** Start DATA FOR THIS EXERCISE **

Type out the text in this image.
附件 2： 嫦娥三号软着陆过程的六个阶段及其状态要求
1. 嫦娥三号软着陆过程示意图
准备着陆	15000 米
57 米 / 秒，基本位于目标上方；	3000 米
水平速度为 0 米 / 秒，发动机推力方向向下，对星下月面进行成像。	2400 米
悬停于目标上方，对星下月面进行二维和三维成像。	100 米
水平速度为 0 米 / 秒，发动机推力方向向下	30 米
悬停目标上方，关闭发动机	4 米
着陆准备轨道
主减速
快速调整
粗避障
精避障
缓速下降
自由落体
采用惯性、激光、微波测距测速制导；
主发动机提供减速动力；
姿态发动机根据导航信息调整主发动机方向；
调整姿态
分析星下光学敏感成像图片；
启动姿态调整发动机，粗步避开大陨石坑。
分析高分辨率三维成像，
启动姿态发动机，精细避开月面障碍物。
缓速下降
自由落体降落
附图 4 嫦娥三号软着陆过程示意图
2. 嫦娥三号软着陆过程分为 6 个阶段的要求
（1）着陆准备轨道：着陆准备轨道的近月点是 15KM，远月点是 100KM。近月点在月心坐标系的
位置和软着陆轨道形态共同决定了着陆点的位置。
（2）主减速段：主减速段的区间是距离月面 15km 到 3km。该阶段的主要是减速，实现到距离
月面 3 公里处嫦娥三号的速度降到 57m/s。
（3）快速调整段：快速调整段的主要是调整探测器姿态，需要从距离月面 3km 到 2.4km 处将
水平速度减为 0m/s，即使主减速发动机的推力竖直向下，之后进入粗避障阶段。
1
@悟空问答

** End DATA FOR THIS EXERCISE **

**DESCRIPTION OF THE TASK**
Restate the data above word for word, please.

**RESPONSE**
Type out the text in this image.
附件 2： 嫦娥三号软着陆过程的六个阶段及其状态要求
1. 嫦娥三号软着陆过程示意图
准备着陆	15000 米
57 米 / 秒，基本位于目标上方；	3000 米
水平速度为 0 米 / 秒，发动机推力方向向下，对星下月面进行成像。	2400 米
悬停于目标上方，对星下月面进行二维和三维成像。	100 米
水平速度为 0 米 / 秒，发动机推力方向向下	30 米
悬停目标上方，关闭发动机	4 米
着陆准备轨道
主减速
快速调整
粗避障
精避障
缓速下降
自由落体
采用惯性、激光、微波测距测速制导；
主发动机提供减速动力；
姿态发动机根据导航信息调整主发动机方向；
调整姿态
分析星下光学敏感成像图片；
启动姿态调整发动机，粗步避开大陨石坑。
分析高分辨率三维成像，
启动姿态发动机，精细避开月面障碍物。
缓速下降
自由落体降落
附图 4 嫦娥三号软着陆过程示意图
2. 嫦娥三号软着陆过程分为 6 个阶段的要求
（1）着陆准备轨道：着陆准备轨道的近月点是 15KM，远月点是 100KM。近月点在月心坐标系的
位置和软着陆轨道形态共同决定了着陆点的位置。
（2）主减速段：主减速段的区间是距离月面 15km 到 3km。该阶段的主要是减速，实现到距离
月面 3 公里处嫦娥三号的速度降到 57m/s。
（3）快速调整段：快速调整段的主要是调整探测器姿态，需要从距离月面 3km 到 2.4km 处将
水平速度减为 0m/s，即使主减速发动机的推力竖直向下，之后进入粗避障阶段。
1
@悟空问答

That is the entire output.